To be done — All records are to be retyped faithfully and completely.

Information provided —
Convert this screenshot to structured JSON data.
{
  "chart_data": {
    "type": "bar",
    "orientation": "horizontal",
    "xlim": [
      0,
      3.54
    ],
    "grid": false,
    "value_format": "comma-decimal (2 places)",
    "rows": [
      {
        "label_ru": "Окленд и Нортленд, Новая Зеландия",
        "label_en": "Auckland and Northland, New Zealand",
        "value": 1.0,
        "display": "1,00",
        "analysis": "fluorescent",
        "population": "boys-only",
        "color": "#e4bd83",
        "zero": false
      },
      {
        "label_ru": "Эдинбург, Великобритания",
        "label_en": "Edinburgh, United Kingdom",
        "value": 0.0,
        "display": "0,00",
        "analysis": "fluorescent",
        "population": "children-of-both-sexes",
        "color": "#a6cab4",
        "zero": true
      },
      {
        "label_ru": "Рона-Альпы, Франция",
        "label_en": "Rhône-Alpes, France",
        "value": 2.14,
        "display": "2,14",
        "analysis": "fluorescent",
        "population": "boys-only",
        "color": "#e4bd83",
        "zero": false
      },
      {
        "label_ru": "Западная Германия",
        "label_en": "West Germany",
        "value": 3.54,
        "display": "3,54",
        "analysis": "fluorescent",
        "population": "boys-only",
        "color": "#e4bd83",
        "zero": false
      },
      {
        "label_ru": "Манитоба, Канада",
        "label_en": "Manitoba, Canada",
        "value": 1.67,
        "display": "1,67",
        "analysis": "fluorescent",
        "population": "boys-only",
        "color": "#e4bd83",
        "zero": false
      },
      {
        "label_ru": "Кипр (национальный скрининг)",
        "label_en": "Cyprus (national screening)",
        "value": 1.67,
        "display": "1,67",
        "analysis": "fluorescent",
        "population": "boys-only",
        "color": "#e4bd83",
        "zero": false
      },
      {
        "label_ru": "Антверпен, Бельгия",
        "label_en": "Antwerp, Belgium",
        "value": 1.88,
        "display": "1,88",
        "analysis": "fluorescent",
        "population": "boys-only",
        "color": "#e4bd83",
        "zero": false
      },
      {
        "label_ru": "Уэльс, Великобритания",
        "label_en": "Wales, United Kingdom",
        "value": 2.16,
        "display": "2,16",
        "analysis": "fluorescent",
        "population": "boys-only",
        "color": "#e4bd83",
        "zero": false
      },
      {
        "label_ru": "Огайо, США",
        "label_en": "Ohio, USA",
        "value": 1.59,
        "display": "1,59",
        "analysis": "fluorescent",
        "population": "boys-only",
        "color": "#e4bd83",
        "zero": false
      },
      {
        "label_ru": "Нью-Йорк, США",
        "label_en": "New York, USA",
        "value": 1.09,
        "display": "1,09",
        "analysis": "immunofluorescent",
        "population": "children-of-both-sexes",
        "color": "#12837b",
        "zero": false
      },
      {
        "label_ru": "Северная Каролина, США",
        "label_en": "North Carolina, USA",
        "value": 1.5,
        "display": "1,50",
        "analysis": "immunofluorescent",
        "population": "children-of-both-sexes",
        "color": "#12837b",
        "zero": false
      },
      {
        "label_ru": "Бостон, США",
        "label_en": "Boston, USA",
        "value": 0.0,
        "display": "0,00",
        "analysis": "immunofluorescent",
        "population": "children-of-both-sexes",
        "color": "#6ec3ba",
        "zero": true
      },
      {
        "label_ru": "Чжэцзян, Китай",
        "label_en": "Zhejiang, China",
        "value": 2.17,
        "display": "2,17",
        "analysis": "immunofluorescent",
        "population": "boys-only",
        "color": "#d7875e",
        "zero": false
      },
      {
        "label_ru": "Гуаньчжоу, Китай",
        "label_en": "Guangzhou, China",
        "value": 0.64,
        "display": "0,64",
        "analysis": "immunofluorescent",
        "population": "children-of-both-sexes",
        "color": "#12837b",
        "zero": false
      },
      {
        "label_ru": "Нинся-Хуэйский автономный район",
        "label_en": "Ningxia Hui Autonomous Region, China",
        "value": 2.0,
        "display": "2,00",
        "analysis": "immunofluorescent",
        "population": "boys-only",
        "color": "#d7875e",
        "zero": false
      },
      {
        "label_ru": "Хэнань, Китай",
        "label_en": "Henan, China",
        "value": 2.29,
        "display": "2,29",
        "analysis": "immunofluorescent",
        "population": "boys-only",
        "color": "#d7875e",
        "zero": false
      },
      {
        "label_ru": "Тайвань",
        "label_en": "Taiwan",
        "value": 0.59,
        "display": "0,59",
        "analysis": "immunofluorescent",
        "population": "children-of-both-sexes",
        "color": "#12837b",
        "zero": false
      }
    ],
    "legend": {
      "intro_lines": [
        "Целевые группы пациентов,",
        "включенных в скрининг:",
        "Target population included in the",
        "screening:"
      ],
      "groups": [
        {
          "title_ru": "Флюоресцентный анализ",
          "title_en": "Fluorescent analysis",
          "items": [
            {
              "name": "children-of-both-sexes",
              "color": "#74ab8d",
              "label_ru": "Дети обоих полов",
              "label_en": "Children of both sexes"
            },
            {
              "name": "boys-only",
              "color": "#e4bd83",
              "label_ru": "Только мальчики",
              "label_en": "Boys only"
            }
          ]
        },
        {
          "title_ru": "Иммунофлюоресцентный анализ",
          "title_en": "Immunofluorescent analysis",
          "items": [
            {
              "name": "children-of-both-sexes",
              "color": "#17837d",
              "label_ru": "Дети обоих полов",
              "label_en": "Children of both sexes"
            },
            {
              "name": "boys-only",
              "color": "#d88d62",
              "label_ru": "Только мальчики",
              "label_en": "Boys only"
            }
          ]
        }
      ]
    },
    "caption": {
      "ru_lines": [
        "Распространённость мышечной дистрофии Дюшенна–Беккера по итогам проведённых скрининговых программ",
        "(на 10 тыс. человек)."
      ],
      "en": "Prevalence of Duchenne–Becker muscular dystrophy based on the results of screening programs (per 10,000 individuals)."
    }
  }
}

Solved exercise —
Convert this screenshot to structured JSON data.
{
  "chart_data": {
    "type": "bar",
    "orientation": "horizontal",
    "xlim": [
      0,
      3.54
    ],
    "grid": false,
    "value_format": "comma-decimal (2 places)",
    "rows": [
      {
        "label_ru": "Окленд и Нортленд, Новая Зеландия",
        "label_en": "Auckland and Northland, New Zealand",
        "value": 1.0,
        "display": "1,00",
        "analysis": "fluorescent",
        "population": "boys-only",
        "color": "#e4bd83",
        "zero": false
      },
      {
        "label_ru": "Эдинбург, Великобритания",
        "label_en": "Edinburgh, United Kingdom",
        "value": 0.0,
        "display": "0,00",
        "analysis": "fluorescent",
        "population": "children-of-both-sexes",
        "color": "#a6cab4",
        "zero": true
      },
      {
        "label_ru": "Рона-Альпы, Франция",
        "label_en": "Rhône-Alpes, France",
        "value": 2.14,
        "display": "2,14",
        "analysis": "fluorescent",
        "population": "boys-only",
        "color": "#e4bd83",
        "zero": false
      },
      {
        "label_ru": "Западная Германия",
        "label_en": "West Germany",
        "value": 3.54,
        "display": "3,54",
        "analysis": "fluorescent",
        "population": "boys-only",
        "color": "#e4bd83",
        "zero": false
      },
      {
        "label_ru": "Манитоба, Канада",
        "label_en": "Manitoba, Canada",
        "value": 1.67,
        "display": "1,67",
        "analysis": "fluorescent",
        "population": "boys-only",
        "color": "#e4bd83",
        "zero": false
      },
      {
        "label_ru": "Кипр (национальный скрининг)",
        "label_en": "Cyprus (national screening)",
        "value": 1.67,
        "display": "1,67",
        "analysis": "fluorescent",
        "population": "boys-only",
        "color": "#e4bd83",
        "zero": false
      },
      {
        "label_ru": "Антверпен, Бельгия",
        "label_en": "Antwerp, Belgium",
        "value": 1.88,
        "display": "1,88",
        "analysis": "fluorescent",
        "population": "boys-only",
        "color": "#e4bd83",
        "zero": false
      },
      {
        "label_ru": "Уэльс, Великобритания",
        "label_en": "Wales, United Kingdom",
        "value": 2.16,
        "display": "2,16",
        "analysis": "fluorescent",
        "population": "boys-only",
        "color": "#e4bd83",
        "zero": false
      },
      {
        "label_ru": "Огайо, США",
        "label_en": "Ohio, USA",
        "value": 1.59,
        "display": "1,59",
        "analysis": "fluorescent",
        "population": "boys-only",
        "color": "#e4bd83",
        "zero": false
      },
      {
        "label_ru": "Нью-Йорк, США",
        "label_en": "New York, USA",
        "value": 1.09,
        "display": "1,09",
        "analysis": "immunofluorescent",
        "population": "children-of-both-sexes",
        "color": "#12837b",
        "zero": false
      },
      {
        "label_ru": "Северная Каролина, США",
        "label_en": "North Carolina, USA",
        "value": 1.5,
        "display": "1,50",
        "analysis": "immunofluorescent",
        "population": "children-of-both-sexes",
        "color": "#12837b",
        "zero": false
      },
      {
        "label_ru": "Бостон, США",
        "label_en": "Boston, USA",
        "value": 0.0,
        "display": "0,00",
        "analysis": "immunofluorescent",
        "population": "children-of-both-sexes",
        "color": "#6ec3ba",
        "zero": true
      },
      {
        "label_ru": "Чжэцзян, Китай",
        "label_en": "Zhejiang, China",
        "value": 2.17,
        "display": "2,17",
        "analysis": "immunofluorescent",
        "population": "boys-only",
        "color": "#d7875e",
        "zero": false
      },
      {
        "label_ru": "Гуаньчжоу, Китай",
        "label_en": "Guangzhou, China",
        "value": 0.64,
        "display": "0,64",
        "analysis": "immunofluorescent",
        "population": "children-of-both-sexes",
        "color": "#12837b",
        "zero": false
      },
      {
        "label_ru": "Нинся-Хуэйский автономный район",
        "label_en": "Ningxia Hui Autonomous Region, China",
        "value": 2.0,
        "display": "2,00",
        "analysis": "immunofluorescent",
        "population": "boys-only",
        "color": "#d7875e",
        "zero": false
      },
      {
        "label_ru": "Хэнань, Китай",
        "label_en": "Henan, China",
        "value": 2.29,
        "display": "2,29",
        "analysis": "immunofluorescent",
        "population": "boys-only",
        "color": "#d7875e",
        "zero": false
      },
      {
        "label_ru": "Тайвань",
        "label_en": "Taiwan",
        "value": 0.59,
        "display": "0,59",
        "analysis": "immunofluorescent",
        "population": "children-of-both-sexes",
        "color": "#12837b",
        "zero": false
      }
    ],
    "legend": {
      "intro_lines": [
        "Целевые группы пациентов,",
        "включенных в скрининг:",
        "Target population included in the",
        "screening:"
      ],
      "groups": [
        {
          "title_ru": "Флюоресцентный анализ",
          "title_en": "Fluorescent analysis",
          "items": [
            {
              "name": "children-of-both-sexes",
              "color": "#74ab8d",
              "label_ru": "Дети обоих полов",
              "label_en": "Children of both sexes"
            },
            {
              "name": "boys-only",
              "color": "#e4bd83",
              "label_ru": "Только мальчики",
              "label_en": "Boys only"
            }
          ]
        },
        {
          "title_ru": "Иммунофлюоресцентный анализ",
          "title_en": "Immunofluorescent analysis",
          "items": [
            {
              "name": "children-of-both-sexes",
              "color": "#17837d",
              "label_ru": "Дети обоих полов",
              "label_en": "Children of both sexes"
            },
            {
              "name": "boys-only",
              "color": "#d88d62",
              "label_ru": "Только мальчики",
              "label_en": "Boys only"
            }
          ]
        }
      ]
    },
    "caption": {
      "ru_lines": [
        "Распространённость мышечной дистрофии Дюшенна–Беккера по итогам проведённых скрининговых программ",
        "(на 10 тыс. человек)."
      ],
      "en": "Prevalence of Duchenne–Becker muscular dystrophy based on the results of screening programs (per 10,000 individuals)."
    }
  }
}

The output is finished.